-- start --
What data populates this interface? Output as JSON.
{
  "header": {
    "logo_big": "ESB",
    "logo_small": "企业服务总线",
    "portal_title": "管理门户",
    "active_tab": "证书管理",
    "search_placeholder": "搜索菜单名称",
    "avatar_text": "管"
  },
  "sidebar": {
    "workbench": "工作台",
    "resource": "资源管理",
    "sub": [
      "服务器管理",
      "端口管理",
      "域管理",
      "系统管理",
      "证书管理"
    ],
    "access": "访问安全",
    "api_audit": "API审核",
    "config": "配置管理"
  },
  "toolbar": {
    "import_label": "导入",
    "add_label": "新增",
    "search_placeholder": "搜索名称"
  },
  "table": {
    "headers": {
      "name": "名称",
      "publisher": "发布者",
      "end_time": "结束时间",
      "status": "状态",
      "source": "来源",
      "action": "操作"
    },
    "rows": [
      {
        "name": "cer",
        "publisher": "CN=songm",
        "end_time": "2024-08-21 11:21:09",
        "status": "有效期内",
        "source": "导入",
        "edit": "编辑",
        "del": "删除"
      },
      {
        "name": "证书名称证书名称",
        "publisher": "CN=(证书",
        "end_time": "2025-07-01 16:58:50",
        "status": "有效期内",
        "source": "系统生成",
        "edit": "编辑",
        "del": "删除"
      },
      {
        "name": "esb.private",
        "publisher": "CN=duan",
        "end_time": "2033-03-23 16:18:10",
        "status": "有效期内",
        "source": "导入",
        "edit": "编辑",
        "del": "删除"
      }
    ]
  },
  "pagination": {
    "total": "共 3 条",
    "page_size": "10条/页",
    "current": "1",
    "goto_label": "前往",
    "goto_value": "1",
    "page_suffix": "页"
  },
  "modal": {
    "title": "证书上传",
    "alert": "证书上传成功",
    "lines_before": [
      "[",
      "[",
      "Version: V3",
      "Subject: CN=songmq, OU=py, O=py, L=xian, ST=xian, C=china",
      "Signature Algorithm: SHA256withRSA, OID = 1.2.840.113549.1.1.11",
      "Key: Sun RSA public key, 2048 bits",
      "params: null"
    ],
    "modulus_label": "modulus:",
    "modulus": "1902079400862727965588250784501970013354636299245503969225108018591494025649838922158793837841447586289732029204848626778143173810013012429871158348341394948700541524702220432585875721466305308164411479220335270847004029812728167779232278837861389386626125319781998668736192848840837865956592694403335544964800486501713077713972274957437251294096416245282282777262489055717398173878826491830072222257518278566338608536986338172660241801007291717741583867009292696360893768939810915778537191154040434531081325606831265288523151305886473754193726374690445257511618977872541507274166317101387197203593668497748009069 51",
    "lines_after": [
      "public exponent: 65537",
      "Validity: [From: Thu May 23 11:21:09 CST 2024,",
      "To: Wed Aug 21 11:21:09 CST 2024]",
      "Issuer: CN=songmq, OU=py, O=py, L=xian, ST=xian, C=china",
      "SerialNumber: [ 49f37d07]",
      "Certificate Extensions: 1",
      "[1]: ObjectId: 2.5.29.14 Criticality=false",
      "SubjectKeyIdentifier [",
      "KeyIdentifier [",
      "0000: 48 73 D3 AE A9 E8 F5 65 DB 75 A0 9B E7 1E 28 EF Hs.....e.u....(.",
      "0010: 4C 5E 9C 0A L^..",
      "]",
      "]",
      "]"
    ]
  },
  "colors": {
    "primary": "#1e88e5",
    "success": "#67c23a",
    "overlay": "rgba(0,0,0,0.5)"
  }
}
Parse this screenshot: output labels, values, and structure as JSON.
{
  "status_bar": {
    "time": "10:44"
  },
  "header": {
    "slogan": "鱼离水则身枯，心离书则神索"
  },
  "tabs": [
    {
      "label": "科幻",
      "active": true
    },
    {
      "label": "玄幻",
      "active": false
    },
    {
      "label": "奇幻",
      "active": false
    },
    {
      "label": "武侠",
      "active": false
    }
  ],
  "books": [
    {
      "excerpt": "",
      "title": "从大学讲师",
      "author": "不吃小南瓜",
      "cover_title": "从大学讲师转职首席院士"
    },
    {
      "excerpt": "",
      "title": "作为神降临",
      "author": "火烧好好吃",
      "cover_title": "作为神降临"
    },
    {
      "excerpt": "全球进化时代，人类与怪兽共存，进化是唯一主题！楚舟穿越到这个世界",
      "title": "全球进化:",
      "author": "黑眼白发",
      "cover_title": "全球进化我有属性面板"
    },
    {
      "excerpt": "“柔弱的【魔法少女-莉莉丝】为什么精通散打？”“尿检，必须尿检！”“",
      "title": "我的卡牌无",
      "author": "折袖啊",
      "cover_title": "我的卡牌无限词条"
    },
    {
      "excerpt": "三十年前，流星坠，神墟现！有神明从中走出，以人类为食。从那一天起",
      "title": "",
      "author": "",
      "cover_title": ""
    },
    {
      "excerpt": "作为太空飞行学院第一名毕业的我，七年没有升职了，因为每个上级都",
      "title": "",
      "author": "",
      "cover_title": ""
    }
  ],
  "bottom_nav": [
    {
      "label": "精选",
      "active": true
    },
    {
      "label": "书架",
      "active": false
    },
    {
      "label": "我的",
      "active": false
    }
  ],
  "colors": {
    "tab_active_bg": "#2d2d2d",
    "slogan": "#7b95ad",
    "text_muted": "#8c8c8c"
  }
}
-- end --
Set task - Go through the material and copy out every line with "public" in it.

Task answer -
      "Key: Sun RSA public key, 2048 bits",
      "public exponent: 65537",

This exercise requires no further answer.